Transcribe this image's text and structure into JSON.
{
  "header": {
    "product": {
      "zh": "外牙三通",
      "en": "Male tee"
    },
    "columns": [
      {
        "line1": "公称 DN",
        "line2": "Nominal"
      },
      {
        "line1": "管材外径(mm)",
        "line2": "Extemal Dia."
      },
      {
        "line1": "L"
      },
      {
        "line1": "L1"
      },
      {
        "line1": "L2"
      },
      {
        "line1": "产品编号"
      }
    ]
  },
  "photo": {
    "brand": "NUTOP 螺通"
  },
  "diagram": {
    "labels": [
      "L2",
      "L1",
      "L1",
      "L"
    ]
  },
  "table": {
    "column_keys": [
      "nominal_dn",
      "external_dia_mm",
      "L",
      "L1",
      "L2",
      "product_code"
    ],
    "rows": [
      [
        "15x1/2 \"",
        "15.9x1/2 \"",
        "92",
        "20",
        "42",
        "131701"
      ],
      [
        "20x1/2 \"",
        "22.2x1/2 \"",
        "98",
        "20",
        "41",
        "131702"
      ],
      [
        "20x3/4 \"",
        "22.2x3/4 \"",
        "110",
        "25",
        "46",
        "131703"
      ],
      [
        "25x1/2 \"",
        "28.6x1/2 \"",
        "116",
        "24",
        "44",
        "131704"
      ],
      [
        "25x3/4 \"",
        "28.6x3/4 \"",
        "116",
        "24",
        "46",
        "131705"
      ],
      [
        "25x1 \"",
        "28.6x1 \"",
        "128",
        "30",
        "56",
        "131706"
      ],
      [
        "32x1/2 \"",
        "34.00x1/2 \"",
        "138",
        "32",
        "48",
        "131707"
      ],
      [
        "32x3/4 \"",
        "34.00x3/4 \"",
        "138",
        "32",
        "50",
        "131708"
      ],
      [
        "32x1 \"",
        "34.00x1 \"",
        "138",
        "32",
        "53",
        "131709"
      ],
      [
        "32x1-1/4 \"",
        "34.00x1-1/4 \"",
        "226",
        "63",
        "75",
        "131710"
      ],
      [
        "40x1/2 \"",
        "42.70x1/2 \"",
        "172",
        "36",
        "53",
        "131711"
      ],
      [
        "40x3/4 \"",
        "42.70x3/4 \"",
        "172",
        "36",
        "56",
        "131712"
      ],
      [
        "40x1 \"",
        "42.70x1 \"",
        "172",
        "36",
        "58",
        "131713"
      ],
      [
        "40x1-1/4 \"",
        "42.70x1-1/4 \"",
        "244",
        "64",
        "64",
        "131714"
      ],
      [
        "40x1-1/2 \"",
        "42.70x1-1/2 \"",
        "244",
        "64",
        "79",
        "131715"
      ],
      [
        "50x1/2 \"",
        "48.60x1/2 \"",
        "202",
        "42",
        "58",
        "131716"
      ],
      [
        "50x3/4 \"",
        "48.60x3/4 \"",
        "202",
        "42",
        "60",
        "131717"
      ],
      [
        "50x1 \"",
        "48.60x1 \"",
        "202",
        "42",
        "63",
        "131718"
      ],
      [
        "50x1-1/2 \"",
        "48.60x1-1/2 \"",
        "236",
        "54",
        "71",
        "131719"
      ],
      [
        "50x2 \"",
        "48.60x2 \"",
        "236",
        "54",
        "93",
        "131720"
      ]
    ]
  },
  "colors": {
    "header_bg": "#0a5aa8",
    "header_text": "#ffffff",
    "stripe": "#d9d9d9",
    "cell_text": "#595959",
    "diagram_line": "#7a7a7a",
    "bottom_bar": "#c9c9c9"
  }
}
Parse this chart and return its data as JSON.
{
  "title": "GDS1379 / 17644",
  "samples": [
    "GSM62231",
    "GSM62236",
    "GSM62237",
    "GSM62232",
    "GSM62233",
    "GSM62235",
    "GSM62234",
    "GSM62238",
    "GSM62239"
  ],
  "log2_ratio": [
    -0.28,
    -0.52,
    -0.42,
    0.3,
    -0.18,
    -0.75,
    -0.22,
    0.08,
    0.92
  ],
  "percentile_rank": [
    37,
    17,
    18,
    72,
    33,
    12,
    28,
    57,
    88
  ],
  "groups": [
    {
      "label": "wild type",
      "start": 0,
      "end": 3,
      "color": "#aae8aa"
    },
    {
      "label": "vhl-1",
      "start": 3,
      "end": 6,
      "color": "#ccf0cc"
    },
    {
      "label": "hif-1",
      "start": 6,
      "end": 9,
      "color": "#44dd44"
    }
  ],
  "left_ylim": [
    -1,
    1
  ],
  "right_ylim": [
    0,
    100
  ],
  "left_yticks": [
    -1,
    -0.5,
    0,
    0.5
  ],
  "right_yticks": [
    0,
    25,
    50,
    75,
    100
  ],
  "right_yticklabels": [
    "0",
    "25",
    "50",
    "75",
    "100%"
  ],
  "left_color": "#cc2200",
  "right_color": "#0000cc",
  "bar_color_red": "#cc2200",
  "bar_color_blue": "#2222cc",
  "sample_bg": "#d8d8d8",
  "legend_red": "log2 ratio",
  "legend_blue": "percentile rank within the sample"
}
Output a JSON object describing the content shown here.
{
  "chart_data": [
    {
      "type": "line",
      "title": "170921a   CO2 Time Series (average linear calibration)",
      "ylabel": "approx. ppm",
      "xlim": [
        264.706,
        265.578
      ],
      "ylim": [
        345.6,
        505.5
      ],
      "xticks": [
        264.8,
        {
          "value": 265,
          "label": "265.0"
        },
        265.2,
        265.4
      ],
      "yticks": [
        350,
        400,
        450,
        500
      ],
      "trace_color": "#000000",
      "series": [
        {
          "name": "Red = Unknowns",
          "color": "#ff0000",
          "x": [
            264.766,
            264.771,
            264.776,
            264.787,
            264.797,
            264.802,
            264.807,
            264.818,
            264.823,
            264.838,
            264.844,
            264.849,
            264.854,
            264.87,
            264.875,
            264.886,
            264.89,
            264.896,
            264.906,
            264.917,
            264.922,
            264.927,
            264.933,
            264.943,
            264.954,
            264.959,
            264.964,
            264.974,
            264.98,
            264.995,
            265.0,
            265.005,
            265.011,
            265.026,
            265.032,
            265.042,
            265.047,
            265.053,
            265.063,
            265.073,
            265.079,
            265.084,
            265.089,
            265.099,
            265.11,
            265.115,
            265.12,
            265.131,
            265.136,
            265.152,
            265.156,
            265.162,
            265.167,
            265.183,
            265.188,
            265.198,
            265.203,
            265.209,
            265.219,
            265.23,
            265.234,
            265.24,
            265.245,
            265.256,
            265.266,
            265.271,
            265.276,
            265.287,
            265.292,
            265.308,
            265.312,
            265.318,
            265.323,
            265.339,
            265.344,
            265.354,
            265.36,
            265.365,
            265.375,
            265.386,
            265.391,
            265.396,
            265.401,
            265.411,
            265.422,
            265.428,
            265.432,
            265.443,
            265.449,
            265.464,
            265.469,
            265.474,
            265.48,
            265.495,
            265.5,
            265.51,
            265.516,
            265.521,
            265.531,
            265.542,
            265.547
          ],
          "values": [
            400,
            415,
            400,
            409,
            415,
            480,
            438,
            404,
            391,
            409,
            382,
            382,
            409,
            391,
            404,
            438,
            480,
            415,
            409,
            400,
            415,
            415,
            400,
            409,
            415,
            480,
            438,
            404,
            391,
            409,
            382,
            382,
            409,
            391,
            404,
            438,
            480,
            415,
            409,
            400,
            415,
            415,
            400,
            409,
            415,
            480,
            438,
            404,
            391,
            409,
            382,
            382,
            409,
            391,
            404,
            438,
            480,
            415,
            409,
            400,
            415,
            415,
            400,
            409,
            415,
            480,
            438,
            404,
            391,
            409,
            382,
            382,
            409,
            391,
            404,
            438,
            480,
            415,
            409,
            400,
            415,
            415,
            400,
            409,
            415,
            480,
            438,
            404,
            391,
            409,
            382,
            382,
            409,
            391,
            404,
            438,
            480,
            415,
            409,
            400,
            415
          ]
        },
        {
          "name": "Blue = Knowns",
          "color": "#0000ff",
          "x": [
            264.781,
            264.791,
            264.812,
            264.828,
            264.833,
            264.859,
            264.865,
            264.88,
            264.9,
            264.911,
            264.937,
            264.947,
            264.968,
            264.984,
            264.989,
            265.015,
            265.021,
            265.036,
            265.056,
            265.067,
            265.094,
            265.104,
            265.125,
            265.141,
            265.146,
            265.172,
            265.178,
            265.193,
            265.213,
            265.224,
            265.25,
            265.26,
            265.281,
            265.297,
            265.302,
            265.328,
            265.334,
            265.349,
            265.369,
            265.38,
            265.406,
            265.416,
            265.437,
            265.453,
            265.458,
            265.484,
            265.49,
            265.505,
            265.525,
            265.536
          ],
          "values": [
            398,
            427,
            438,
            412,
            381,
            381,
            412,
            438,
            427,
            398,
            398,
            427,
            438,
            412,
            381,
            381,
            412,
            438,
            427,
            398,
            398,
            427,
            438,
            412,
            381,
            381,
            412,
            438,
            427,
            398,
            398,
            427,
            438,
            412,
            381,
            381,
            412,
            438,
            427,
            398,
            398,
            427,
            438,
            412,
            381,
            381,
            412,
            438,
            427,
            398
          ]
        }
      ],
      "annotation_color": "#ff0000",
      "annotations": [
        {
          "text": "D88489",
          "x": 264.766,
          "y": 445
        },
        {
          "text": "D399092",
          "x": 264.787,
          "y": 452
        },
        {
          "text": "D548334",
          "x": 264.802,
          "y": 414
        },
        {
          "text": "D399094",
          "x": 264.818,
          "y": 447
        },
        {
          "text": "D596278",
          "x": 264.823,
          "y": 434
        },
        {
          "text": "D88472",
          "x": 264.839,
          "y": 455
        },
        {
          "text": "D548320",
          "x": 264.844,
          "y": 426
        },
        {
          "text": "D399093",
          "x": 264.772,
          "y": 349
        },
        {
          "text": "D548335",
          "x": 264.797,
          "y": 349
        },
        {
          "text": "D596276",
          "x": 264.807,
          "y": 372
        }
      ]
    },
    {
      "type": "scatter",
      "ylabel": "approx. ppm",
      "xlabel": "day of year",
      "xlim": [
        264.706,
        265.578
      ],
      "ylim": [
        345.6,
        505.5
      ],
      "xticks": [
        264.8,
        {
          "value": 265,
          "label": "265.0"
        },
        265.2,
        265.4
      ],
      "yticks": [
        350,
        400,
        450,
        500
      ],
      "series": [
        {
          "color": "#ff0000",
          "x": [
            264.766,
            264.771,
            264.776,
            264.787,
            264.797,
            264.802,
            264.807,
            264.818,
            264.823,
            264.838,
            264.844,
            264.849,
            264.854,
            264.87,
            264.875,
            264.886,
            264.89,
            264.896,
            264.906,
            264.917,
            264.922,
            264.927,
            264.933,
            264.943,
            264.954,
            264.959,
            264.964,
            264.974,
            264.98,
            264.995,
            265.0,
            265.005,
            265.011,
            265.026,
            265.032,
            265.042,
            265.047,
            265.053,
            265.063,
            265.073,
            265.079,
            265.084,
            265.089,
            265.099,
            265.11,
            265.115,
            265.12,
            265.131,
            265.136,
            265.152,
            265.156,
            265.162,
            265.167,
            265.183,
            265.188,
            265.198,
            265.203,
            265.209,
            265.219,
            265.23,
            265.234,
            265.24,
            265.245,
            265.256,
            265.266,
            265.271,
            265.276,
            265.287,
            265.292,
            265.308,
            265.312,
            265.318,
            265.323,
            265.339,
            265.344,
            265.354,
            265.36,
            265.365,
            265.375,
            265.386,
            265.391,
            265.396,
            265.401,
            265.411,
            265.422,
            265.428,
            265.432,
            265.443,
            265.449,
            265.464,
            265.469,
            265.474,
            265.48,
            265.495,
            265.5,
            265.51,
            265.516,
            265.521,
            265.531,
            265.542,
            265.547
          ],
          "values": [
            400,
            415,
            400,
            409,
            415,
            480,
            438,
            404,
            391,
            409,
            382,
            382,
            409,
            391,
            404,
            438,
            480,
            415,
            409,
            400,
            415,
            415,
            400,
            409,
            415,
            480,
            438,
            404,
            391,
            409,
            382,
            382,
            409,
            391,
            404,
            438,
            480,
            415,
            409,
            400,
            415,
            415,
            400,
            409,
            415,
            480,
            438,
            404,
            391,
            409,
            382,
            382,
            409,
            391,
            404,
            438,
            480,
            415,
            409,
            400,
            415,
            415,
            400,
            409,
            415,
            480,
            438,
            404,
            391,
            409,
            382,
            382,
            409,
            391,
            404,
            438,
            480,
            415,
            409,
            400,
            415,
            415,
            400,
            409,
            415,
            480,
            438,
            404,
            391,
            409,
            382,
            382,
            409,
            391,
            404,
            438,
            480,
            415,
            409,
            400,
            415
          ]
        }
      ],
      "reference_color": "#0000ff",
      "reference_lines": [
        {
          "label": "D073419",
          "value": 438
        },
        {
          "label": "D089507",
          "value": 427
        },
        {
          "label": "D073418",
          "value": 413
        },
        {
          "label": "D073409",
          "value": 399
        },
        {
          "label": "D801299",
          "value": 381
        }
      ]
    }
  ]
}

■ **Goal of the exercise**
In the entries above, find each line with the word "title" and show it.

■ **Completed task**
  "title": "GDS1379 / 17644",
      "title": "170921a   CO2 Time Series (average linear calibration)",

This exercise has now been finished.